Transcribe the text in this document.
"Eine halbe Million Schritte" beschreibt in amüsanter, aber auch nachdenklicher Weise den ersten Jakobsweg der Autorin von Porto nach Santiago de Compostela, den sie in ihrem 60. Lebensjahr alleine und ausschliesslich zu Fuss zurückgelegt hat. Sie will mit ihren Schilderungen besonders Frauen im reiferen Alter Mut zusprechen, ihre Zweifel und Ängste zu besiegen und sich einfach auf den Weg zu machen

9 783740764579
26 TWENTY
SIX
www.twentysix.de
◆ ◆ ◆ ◆
# Problem description
Reproduce the data shown above exactly.

# Task output
Transcribe the text in this document.
"Eine halbe Million Schritte" beschreibt in amüsanter, aber auch nachdenklicher Weise den ersten Jakobsweg der Autorin von Porto nach Santiago de Compostela, den sie in ihrem 60. Lebensjahr alleine und ausschliesslich zu Fuss zurückgelegt hat. Sie will mit ihren Schilderungen besonders Frauen im reiferen Alter Mut zusprechen, ihre Zweifel und Ängste zu besiegen und sich einfach auf den Weg zu machen

9 783740764579
26 TWENTY
SIX
www.twentysix.de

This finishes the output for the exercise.